Aim of the task =>
Retype all of the data. Every line must match exactly.

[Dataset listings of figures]
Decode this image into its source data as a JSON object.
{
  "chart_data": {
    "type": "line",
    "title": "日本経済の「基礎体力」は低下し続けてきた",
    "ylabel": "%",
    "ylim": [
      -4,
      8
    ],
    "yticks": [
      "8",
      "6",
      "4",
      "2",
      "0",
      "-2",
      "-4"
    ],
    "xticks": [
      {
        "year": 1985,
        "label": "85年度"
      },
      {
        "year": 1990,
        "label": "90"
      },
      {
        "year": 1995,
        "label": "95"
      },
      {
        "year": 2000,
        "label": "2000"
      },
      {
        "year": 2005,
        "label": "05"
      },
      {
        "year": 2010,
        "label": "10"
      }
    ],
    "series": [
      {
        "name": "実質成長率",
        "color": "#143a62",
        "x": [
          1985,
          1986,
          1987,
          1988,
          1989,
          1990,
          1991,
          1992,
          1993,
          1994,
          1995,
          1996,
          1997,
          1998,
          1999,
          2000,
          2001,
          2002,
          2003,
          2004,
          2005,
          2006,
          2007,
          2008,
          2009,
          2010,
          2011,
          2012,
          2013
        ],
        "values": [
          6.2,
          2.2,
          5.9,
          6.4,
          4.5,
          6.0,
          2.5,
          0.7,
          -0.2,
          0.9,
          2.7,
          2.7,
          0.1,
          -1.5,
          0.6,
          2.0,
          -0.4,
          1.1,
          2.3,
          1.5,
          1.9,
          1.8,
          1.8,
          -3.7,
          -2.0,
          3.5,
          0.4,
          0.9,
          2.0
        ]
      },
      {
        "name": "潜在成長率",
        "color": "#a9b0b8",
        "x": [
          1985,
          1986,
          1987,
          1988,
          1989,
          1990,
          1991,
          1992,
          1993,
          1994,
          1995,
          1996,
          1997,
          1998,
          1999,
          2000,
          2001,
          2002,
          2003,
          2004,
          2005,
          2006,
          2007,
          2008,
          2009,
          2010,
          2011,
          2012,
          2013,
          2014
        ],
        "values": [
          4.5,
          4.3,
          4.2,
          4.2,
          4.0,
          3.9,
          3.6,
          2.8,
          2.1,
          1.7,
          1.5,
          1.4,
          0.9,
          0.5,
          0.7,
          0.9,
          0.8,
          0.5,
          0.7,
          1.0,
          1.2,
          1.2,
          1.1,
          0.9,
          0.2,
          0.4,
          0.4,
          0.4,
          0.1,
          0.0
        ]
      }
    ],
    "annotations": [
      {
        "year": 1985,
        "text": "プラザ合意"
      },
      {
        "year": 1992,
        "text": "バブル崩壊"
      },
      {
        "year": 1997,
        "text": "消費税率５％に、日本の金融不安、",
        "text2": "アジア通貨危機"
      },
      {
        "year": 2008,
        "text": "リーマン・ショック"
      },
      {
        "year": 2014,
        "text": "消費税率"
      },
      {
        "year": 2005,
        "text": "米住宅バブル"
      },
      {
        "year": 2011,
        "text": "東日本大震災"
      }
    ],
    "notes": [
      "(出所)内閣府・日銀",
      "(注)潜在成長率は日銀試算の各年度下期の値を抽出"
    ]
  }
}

Result below =>
Decode this image into its source data as a JSON object.
{
  "chart_data": {
    "type": "line",
    "title": "日本経済の「基礎体力」は低下し続けてきた",
    "ylabel": "%",
    "ylim": [
      -4,
      8
    ],
    "yticks": [
      "8",
      "6",
      "4",
      "2",
      "0",
      "-2",
      "-4"
    ],
    "xticks": [
      {
        "year": 1985,
        "label": "85年度"
      },
      {
        "year": 1990,
        "label": "90"
      },
      {
        "year": 1995,
        "label": "95"
      },
      {
        "year": 2000,
        "label": "2000"
      },
      {
        "year": 2005,
        "label": "05"
      },
      {
        "year": 2010,
        "label": "10"
      }
    ],
    "series": [
      {
        "name": "実質成長率",
        "color": "#143a62",
        "x": [
          1985,
          1986,
          1987,
          1988,
          1989,
          1990,
          1991,
          1992,
          1993,
          1994,
          1995,
          1996,
          1997,
          1998,
          1999,
          2000,
          2001,
          2002,
          2003,
          2004,
          2005,
          2006,
          2007,
          2008,
          2009,
          2010,
          2011,
          2012,
          2013
        ],
        "values": [
          6.2,
          2.2,
          5.9,
          6.4,
          4.5,
          6.0,
          2.5,
          0.7,
          -0.2,
          0.9,
          2.7,
          2.7,
          0.1,
          -1.5,
          0.6,
          2.0,
          -0.4,
          1.1,
          2.3,
          1.5,
          1.9,
          1.8,
          1.8,
          -3.7,
          -2.0,
          3.5,
          0.4,
          0.9,
          2.0
        ]
      },
      {
        "name": "潜在成長率",
        "color": "#a9b0b8",
        "x": [
          1985,
          1986,
          1987,
          1988,
          1989,
          1990,
          1991,
          1992,
          1993,
          1994,
          1995,
          1996,
          1997,
          1998,
          1999,
          2000,
          2001,
          2002,
          2003,
          2004,
          2005,
          2006,
          2007,
          2008,
          2009,
          2010,
          2011,
          2012,
          2013,
          2014
        ],
        "values": [
          4.5,
          4.3,
          4.2,
          4.2,
          4.0,
          3.9,
          3.6,
          2.8,
          2.1,
          1.7,
          1.5,
          1.4,
          0.9,
          0.5,
          0.7,
          0.9,
          0.8,
          0.5,
          0.7,
          1.0,
          1.2,
          1.2,
          1.1,
          0.9,
          0.2,
          0.4,
          0.4,
          0.4,
          0.1,
          0.0
        ]
      }
    ],
    "annotations": [
      {
        "year": 1985,
        "text": "プラザ合意"
      },
      {
        "year": 1992,
        "text": "バブル崩壊"
      },
      {
        "year": 1997,
        "text": "消費税率５％に、日本の金融不安、",
        "text2": "アジア通貨危機"
      },
      {
        "year": 2008,
        "text": "リーマン・ショック"
      },
      {
        "year": 2014,
        "text": "消費税率"
      },
      {
        "year": 2005,
        "text": "米住宅バブル"
      },
      {
        "year": 2011,
        "text": "東日本大震災"
      }
    ],
    "notes": [
      "(出所)内閣府・日銀",
      "(注)潜在成長率は日銀試算の各年度下期の値を抽出"
    ]
  }
}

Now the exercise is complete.